[BEGIN]

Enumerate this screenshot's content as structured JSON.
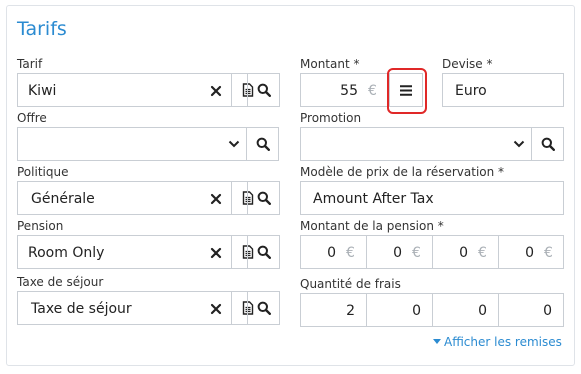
{
  "section": {
    "title": "Tarifs"
  },
  "tarif": {
    "label": "Tarif",
    "value": "Kiwi"
  },
  "offre": {
    "label": "Offre",
    "value": ""
  },
  "politique": {
    "label": "Politique",
    "value": "Générale"
  },
  "pension": {
    "label": "Pension",
    "value": "Room Only"
  },
  "taxe": {
    "label": "Taxe de séjour",
    "value": "Taxe de séjour"
  },
  "montant": {
    "label": "Montant *",
    "value": "55",
    "currency": "€"
  },
  "devise": {
    "label": "Devise *",
    "value": "Euro"
  },
  "promotion": {
    "label": "Promotion",
    "value": ""
  },
  "modele": {
    "label": "Modèle de prix de la réservation *",
    "value": "Amount After Tax"
  },
  "montant_pension": {
    "label": "Montant de la pension *",
    "values": [
      "0",
      "0",
      "0",
      "0"
    ],
    "currency": "€"
  },
  "quantite_frais": {
    "label": "Quantité de frais",
    "values": [
      "2",
      "0",
      "0",
      "0"
    ]
  },
  "remises_link": {
    "label": "Afficher les remises"
  },
  "colors": {
    "accent": "#2b8bd1",
    "highlight": "#e02828",
    "border": "#c9ced4"
  }
}
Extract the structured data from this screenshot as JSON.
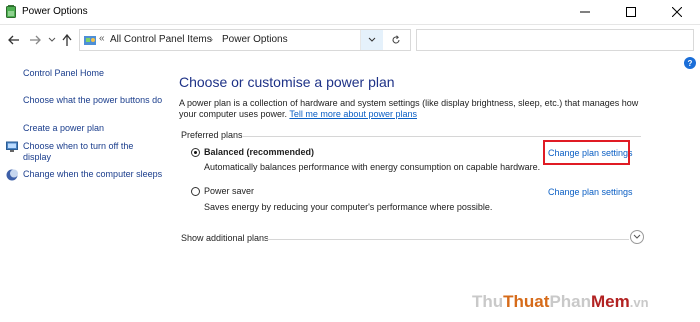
{
  "window": {
    "title": "Power Options"
  },
  "address": {
    "separator": "«",
    "crumbs": [
      "All Control Panel Items",
      "Power Options"
    ],
    "crumb_arrow": "›",
    "search_placeholder": ""
  },
  "sidebar": {
    "home": "Control Panel Home",
    "items": [
      {
        "label": "Choose what the power buttons do",
        "icon": "none"
      },
      {
        "label": "Create a power plan",
        "icon": "none"
      },
      {
        "label": "Choose when to turn off the display",
        "icon": "monitor-icon"
      },
      {
        "label": "Change when the computer sleeps",
        "icon": "moon-icon"
      }
    ]
  },
  "main": {
    "title": "Choose or customise a power plan",
    "description": "A power plan is a collection of hardware and system settings (like display brightness, sleep, etc.) that manages how your computer uses power.",
    "description_link": "Tell me more about power plans",
    "group_label": "Preferred plans",
    "plans": [
      {
        "name": "Balanced (recommended)",
        "desc": "Automatically balances performance with energy consumption on capable hardware.",
        "link": "Change plan settings",
        "selected": true
      },
      {
        "name": "Power saver",
        "desc": "Saves energy by reducing your computer's performance where possible.",
        "link": "Change plan settings",
        "selected": false
      }
    ],
    "show_more": "Show additional plans"
  },
  "watermark": {
    "part1": "Thu",
    "part2": "Thuat",
    "part3": "Phan",
    "part4": "Mem",
    "part5": ".vn"
  },
  "colors": {
    "title": "#1e3287",
    "link": "#0b5fc4",
    "highlight": "#e01b24"
  }
}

[END]

> **WHAT THE TASK REQUIRES**: Locate the lines above that contain "séjour" and copy them.

> **WRITTEN ANSWER**:
    "label": "Taxe de séjour",
    "value": "Taxe de séjour"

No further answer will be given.